Element location data
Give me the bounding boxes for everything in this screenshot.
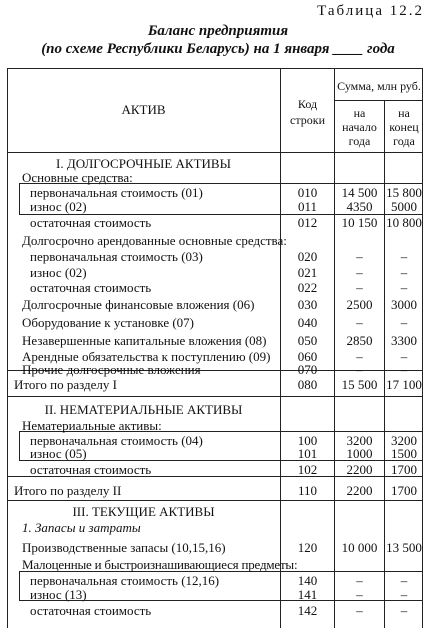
header-start-line1: на [353,106,366,120]
row-code: 012 [297,215,318,230]
row-label: Незавершенные капитальные вложения (08) [22,333,267,348]
section-line-total1-bottom [7,396,423,397]
page-subtitle: (по схеме Республики Беларусь) на 1 января ____ года [41,41,395,57]
row-code: 020 [297,249,318,264]
row-value-end: – [400,573,408,588]
table-number: Таблица 12.2 [317,3,424,19]
sum-header-divider [334,100,423,101]
row-code: 021 [297,265,318,280]
total-section-1-end: 17 100 [386,377,422,392]
row-code: 070 [297,362,318,377]
row-label: Долгосрочно арендованные основные средства: [22,233,287,248]
row-value-start: 2850 [346,333,373,348]
row-value-start: – [356,265,363,280]
row-code: 140 [297,573,318,588]
row-code: 050 [297,333,318,348]
row-label: Малоценные и быстроизнашивающиеся предметы: [22,557,298,572]
header-aktiv: АКТИВ [121,102,166,117]
header-start-line3: года [348,134,371,148]
subsection-heading: 1. Запасы и затраты [22,520,141,535]
row-label: остаточная стоимость [30,462,152,477]
row-value-end: – [400,603,408,618]
row-code: 060 [297,349,318,364]
total-section-2-end: 1700 [391,483,417,498]
row-value-end: – [400,362,408,377]
row-code: 120 [297,540,318,555]
row-label: первоначальная стоимость (03) [30,249,203,264]
row-value-start: 10 150 [341,215,378,230]
header-bottom-line [7,152,423,153]
total-section-2-label: Итого по разделу II [14,483,122,498]
header-end-line1: на [398,106,410,120]
row-label: Арендные обязательства к поступлению (09) [22,349,271,364]
row-value-start: – [356,587,363,602]
header-end-line3: года [393,134,415,148]
page-title: Баланс предприятия [147,23,289,39]
row-label: Основные средства: [22,170,133,185]
row-value-end: 3000 [391,297,417,312]
total-section-1-label: Итого по разделу I [14,377,117,392]
section-heading: I. ДОЛГОСРОЧНЫЕ АКТИВЫ [56,156,231,171]
row-code: 100 [297,433,318,448]
header-start-line2: начало [342,120,377,134]
row-label: износ (13) [30,587,87,602]
row-value-end: – [400,265,408,280]
row-label: Производственные запасы (10,15,16) [22,540,226,555]
row-label: Прочие долгосрочные вложения [22,362,201,377]
row-value-start: – [356,349,363,364]
row-label: Долгосрочные финансовые вложения (06) [22,297,255,312]
row-value-end: 5000 [391,199,417,214]
row-label: Оборудование к установке (07) [22,315,195,330]
header-code-line1: Код [297,97,318,111]
row-label: первоначальная стоимость (04) [30,433,203,448]
row-value-end: 10 800 [386,215,422,230]
row-label: износ (02) [30,265,87,280]
row-value-start: – [356,280,363,295]
row-value-end: 3300 [391,333,417,348]
row-value-end: – [400,249,408,264]
row-value-start: – [356,362,363,377]
row-code: 030 [297,297,318,312]
row-value-end: – [400,349,408,364]
row-value-end: – [400,587,408,602]
row-label: износ (05) [30,446,87,461]
section-heading: II. НЕМАТЕРИАЛЬНЫЕ АКТИВЫ [44,402,243,417]
row-code: 102 [297,462,318,477]
row-code: 010 [297,185,318,200]
row-value-end: – [400,315,408,330]
row-label: остаточная стоимость [30,603,152,618]
row-code: 040 [297,315,318,330]
row-code: 101 [297,446,318,461]
row-value-start: 10 000 [341,540,378,555]
header-code-line2: строки [290,113,325,127]
row-code: 141 [297,587,318,602]
row-label: остаточная стоимость [30,280,152,295]
total-section-2-code: 110 [297,483,318,498]
row-value-end: 1700 [391,462,417,477]
row-value-end: 13 500 [386,540,422,555]
row-value-end: 1500 [391,446,417,461]
section-heading: III. ТЕКУЩИЕ АКТИВЫ [72,504,215,519]
row-value-start: 14 500 [341,185,378,200]
row-value-start: 2500 [346,297,373,312]
row-value-start: – [356,249,363,264]
row-label: остаточная стоимость [30,215,152,230]
row-value-start: 1000 [346,446,373,461]
row-label: Нематериальные активы: [22,418,162,433]
row-label: первоначальная стоимость (01) [30,185,203,200]
row-label: износ (02) [30,199,87,214]
row-value-end: 15 800 [386,185,422,200]
header-sum: Сумма, млн руб. [337,79,421,93]
row-code: 011 [297,199,318,214]
total-section-2-start: 2200 [346,483,373,498]
total-section-1-start: 15 500 [341,377,378,392]
total-section-1-code: 080 [297,377,318,392]
row-value-start: 4350 [346,199,373,214]
row-value-end: 3200 [391,433,417,448]
row-code: 142 [297,603,318,618]
row-value-start: – [356,573,363,588]
row-value-start: 2200 [346,462,373,477]
row-value-start: – [356,603,363,618]
row-value-start: 3200 [346,433,373,448]
row-code: 022 [297,280,318,295]
section-line-total2-bottom [7,500,423,501]
header-end-line2: конец [389,120,419,134]
row-label: первоначальная стоимость (12,16) [30,573,220,588]
row-value-start: – [356,315,363,330]
row-value-end: – [400,280,408,295]
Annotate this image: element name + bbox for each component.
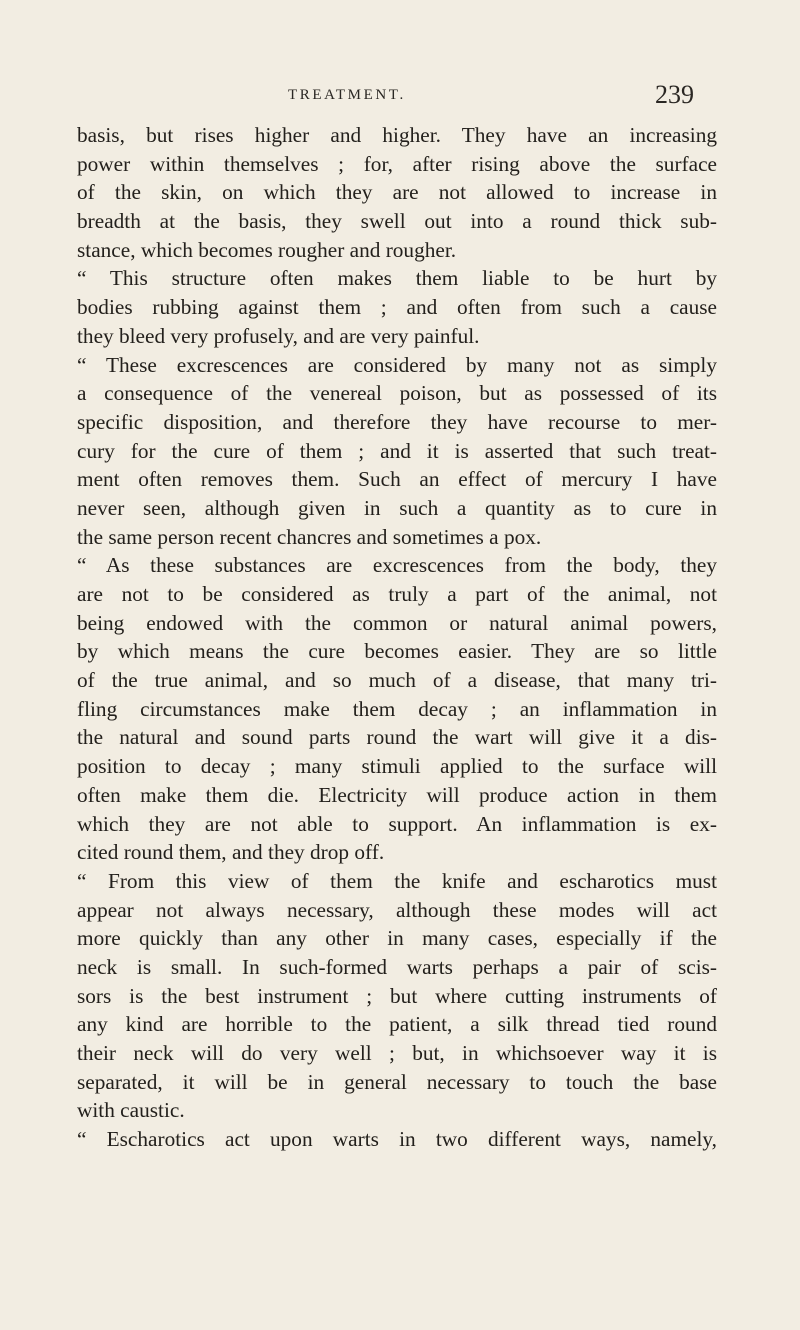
text-line: never seen, although given in such a quantity as to cure in xyxy=(77,495,717,520)
text-line: position to decay ; many stimuli applied to the surface will xyxy=(77,754,717,779)
text-line: power within themselves ; for, after rising above the surface xyxy=(77,151,717,176)
text-line: more quickly than any other in many cases, especially if the xyxy=(77,926,717,951)
text-line: “ This structure often makes them liable to be hurt by xyxy=(77,266,717,291)
text-line: bodies rubbing against them ; and often from such a cause xyxy=(77,295,717,320)
text-line: “ As these substances are excrescences from the body, they xyxy=(77,553,717,578)
text-line: any kind are horrible to the patient, a silk thread tied round xyxy=(77,1012,717,1037)
text-line: cited round them, and they drop off. xyxy=(77,840,385,865)
text-line: ment often removes them. Such an effect of mercury I have xyxy=(77,467,717,492)
text-line: specific disposition, and therefore they have recourse to mer- xyxy=(77,409,717,434)
text-line: with caustic. xyxy=(77,1098,185,1123)
text-line: they bleed very profusely, and are very painful. xyxy=(77,323,480,348)
page-number: 239 xyxy=(655,80,694,109)
text-line: separated, it will be in general necessary to touch the base xyxy=(77,1069,717,1094)
text-line: appear not always necessary, although these modes will act xyxy=(77,897,717,922)
text-line: their neck will do very well ; but, in whichsoever way it is xyxy=(77,1041,717,1065)
text-line: a consequence of the venereal poison, but as possessed of its xyxy=(77,381,717,406)
text-line: are not to be considered as truly a part of the animal, not xyxy=(77,582,717,606)
text-line: breadth at the basis, they swell out into a round thick sub- xyxy=(77,209,717,234)
text-line: sors is the best instrument ; but where cutting instruments of xyxy=(77,983,717,1008)
text-line: fling circumstances make them decay ; an inflammation in xyxy=(77,696,717,721)
text-line: of the skin, on which they are not allowed to increase in xyxy=(77,180,717,205)
text-line: neck is small. In such-formed warts perhaps a pair of scis- xyxy=(77,954,717,979)
text-line: often make them die. Electricity will produce action in them xyxy=(77,782,717,807)
running-head xyxy=(0,80,800,110)
body-text xyxy=(77,121,717,1154)
text-line: “ Escharotics act upon warts in two different ways, namely, xyxy=(77,1127,717,1152)
text-line: being endowed with the common or natural animal powers, xyxy=(77,610,717,635)
text-line: stance, which becomes rougher and rougher. xyxy=(77,237,457,262)
running-title: TREATMENT. xyxy=(288,87,406,103)
text-line: “ These excrescences are considered by many not as simply xyxy=(77,352,717,377)
text-line: which they are not able to support. An inflammation is ex- xyxy=(77,811,717,836)
text-line: cury for the cure of them ; and it is asserted that such treat- xyxy=(77,438,717,463)
text-line: the same person recent chancres and sometimes a pox. xyxy=(77,524,542,549)
text-line: “ From this view of them the knife and escharotics must xyxy=(77,868,717,893)
text-line: of the true animal, and so much of a disease, that many tri- xyxy=(77,668,717,693)
text-line: by which means the cure becomes easier. They are so little xyxy=(77,639,717,664)
text-line: basis, but rises higher and higher. They have an increasing xyxy=(77,123,717,147)
text-line: the natural and sound parts round the wart will give it a dis- xyxy=(77,725,717,750)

TASK ->
Repeat every line from the one containing "header-start-line1: на [353,106,366,120]" down to the one containing "row-label: первоначальная стоимость (03)", including both of those lines.

COMPLETED EXERCISE ->
header-start-line1: на [353,106,366,120]
row-code: 012 [297,215,318,230]
row-label: Незавершенные капитальные вложения (08) [22,333,267,348]
section-line-total1-bottom [7,396,423,397]
page-subtitle: (по схеме Республики Беларусь) на 1 января ____ года [41,41,395,57]
row-code: 020 [297,249,318,264]
row-value-end: – [400,573,408,588]
table-number: Таблица 12.2 [317,3,424,19]
sum-header-divider [334,100,423,101]
row-code: 021 [297,265,318,280]
total-section-1-end: 17 100 [386,377,422,392]
row-code: 070 [297,362,318,377]
row-label: Долгосрочно арендованные основные средства: [22,233,287,248]
row-value-start: 2850 [346,333,373,348]
row-value-start: – [356,265,363,280]
row-code: 140 [297,573,318,588]
row-code: 050 [297,333,318,348]
row-label: Малоценные и быстроизнашивающиеся предметы: [22,557,298,572]
header-aktiv: АКТИВ [121,102,166,117]
header-start-line3: года [348,134,371,148]
subsection-heading: 1. Запасы и затраты [22,520,141,535]
row-label: остаточная стоимость [30,462,152,477]
row-value-end: – [400,603,408,618]
row-code: 060 [297,349,318,364]
total-section-2-end: 1700 [391,483,417,498]
row-value-end: – [400,362,408,377]
row-code: 120 [297,540,318,555]
row-label: первоначальная стоимость (03) [30,249,203,264]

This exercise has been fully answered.